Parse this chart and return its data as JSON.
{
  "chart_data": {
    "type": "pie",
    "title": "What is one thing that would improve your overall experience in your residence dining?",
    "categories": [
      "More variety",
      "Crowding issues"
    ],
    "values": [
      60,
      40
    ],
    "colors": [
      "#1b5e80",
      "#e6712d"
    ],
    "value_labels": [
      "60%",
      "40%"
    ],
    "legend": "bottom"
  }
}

- - -

### Aim of the exercise
The records above must be output exactly, in full.

### Task result
Parse this chart and return its data as JSON.
{
  "chart_data": {
    "type": "pie",
    "title": "What is one thing that would improve your overall experience in your residence dining?",
    "categories": [
      "More variety",
      "Crowding issues"
    ],
    "values": [
      60,
      40
    ],
    "colors": [
      "#1b5e80",
      "#e6712d"
    ],
    "value_labels": [
      "60%",
      "40%"
    ],
    "legend": "bottom"
  }
}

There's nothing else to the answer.